Return the listing word for word, as given.
□ □ □ □ □ □ □
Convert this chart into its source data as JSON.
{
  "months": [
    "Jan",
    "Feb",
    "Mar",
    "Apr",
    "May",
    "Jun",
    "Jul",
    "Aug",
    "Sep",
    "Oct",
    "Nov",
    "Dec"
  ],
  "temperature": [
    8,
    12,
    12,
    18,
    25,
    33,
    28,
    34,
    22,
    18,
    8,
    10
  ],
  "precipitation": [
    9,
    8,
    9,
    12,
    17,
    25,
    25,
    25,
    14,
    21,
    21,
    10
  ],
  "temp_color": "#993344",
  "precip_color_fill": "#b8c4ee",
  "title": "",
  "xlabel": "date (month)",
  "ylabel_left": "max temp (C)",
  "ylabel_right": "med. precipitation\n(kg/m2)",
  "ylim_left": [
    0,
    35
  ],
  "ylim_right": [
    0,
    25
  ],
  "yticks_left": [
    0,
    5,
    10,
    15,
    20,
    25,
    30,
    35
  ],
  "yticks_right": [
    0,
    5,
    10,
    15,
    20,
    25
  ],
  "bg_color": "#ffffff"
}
□ □ □ □ □ □ □
EXERCISE RESULT:
Convert this chart into its source data as JSON.
{
  "months": [
    "Jan",
    "Feb",
    "Mar",
    "Apr",
    "May",
    "Jun",
    "Jul",
    "Aug",
    "Sep",
    "Oct",
    "Nov",
    "Dec"
  ],
  "temperature": [
    8,
    12,
    12,
    18,
    25,
    33,
    28,
    34,
    22,
    18,
    8,
    10
  ],
  "precipitation": [
    9,
    8,
    9,
    12,
    17,
    25,
    25,
    25,
    14,
    21,
    21,
    10
  ],
  "temp_color": "#993344",
  "precip_color_fill": "#b8c4ee",
  "title": "",
  "xlabel": "date (month)",
  "ylabel_left": "max temp (C)",
  "ylabel_right": "med. precipitation\n(kg/m2)",
  "ylim_left": [
    0,
    35
  ],
  "ylim_right": [
    0,
    25
  ],
  "yticks_left": [
    0,
    5,
    10,
    15,
    20,
    25,
    30,
    35
  ],
  "yticks_right": [
    0,
    5,
    10,
    15,
    20,
    25
  ],
  "bg_color": "#ffffff"
}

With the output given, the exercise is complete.